REQUIRED TASK: In full and without deviation, write out the entries that follow.

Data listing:
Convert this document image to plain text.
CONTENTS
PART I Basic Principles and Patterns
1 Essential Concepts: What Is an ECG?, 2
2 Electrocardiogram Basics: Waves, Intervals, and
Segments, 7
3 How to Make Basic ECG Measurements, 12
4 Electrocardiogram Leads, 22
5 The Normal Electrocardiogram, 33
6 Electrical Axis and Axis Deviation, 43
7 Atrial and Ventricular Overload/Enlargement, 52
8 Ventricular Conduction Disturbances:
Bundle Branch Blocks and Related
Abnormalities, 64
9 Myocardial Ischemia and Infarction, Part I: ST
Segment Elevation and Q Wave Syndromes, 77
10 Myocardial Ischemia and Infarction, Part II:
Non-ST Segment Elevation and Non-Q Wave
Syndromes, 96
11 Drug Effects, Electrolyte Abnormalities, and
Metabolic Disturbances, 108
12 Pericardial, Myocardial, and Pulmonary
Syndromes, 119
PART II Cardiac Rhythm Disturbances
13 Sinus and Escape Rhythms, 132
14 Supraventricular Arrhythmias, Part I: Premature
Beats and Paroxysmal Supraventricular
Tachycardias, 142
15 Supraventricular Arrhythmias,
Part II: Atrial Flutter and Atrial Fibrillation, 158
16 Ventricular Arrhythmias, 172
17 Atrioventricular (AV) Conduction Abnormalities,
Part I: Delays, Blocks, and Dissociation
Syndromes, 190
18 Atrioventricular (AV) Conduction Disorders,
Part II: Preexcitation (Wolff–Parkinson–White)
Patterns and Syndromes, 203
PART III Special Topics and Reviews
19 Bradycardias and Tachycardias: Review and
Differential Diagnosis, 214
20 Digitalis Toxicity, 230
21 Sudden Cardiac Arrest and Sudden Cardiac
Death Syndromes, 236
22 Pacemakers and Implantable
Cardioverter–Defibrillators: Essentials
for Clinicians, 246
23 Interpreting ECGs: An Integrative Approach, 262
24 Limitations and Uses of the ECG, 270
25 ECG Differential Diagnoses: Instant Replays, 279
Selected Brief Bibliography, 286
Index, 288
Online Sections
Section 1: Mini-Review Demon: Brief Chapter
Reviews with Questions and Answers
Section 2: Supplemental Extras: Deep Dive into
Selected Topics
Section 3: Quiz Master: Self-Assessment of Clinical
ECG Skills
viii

COMPLETE ANSWER:
Convert this document image to plain text.
CONTENTS
PART I Basic Principles and Patterns
1 Essential Concepts: What Is an ECG?, 2
2 Electrocardiogram Basics: Waves, Intervals, and
Segments, 7
3 How to Make Basic ECG Measurements, 12
4 Electrocardiogram Leads, 22
5 The Normal Electrocardiogram, 33
6 Electrical Axis and Axis Deviation, 43
7 Atrial and Ventricular Overload/Enlargement, 52
8 Ventricular Conduction Disturbances:
Bundle Branch Blocks and Related
Abnormalities, 64
9 Myocardial Ischemia and Infarction, Part I: ST
Segment Elevation and Q Wave Syndromes, 77
10 Myocardial Ischemia and Infarction, Part II:
Non-ST Segment Elevation and Non-Q Wave
Syndromes, 96
11 Drug Effects, Electrolyte Abnormalities, and
Metabolic Disturbances, 108
12 Pericardial, Myocardial, and Pulmonary
Syndromes, 119
PART II Cardiac Rhythm Disturbances
13 Sinus and Escape Rhythms, 132
14 Supraventricular Arrhythmias, Part I: Premature
Beats and Paroxysmal Supraventricular
Tachycardias, 142
15 Supraventricular Arrhythmias,
Part II: Atrial Flutter and Atrial Fibrillation, 158
16 Ventricular Arrhythmias, 172
17 Atrioventricular (AV) Conduction Abnormalities,
Part I: Delays, Blocks, and Dissociation
Syndromes, 190
18 Atrioventricular (AV) Conduction Disorders,
Part II: Preexcitation (Wolff–Parkinson–White)
Patterns and Syndromes, 203
PART III Special Topics and Reviews
19 Bradycardias and Tachycardias: Review and
Differential Diagnosis, 214
20 Digitalis Toxicity, 230
21 Sudden Cardiac Arrest and Sudden Cardiac
Death Syndromes, 236
22 Pacemakers and Implantable
Cardioverter–Defibrillators: Essentials
for Clinicians, 246
23 Interpreting ECGs: An Integrative Approach, 262
24 Limitations and Uses of the ECG, 270
25 ECG Differential Diagnoses: Instant Replays, 279
Selected Brief Bibliography, 286
Index, 288
Online Sections
Section 1: Mini-Review Demon: Brief Chapter
Reviews with Questions and Answers
Section 2: Supplemental Extras: Deep Dive into
Selected Topics
Section 3: Quiz Master: Self-Assessment of Clinical
ECG Skills
viii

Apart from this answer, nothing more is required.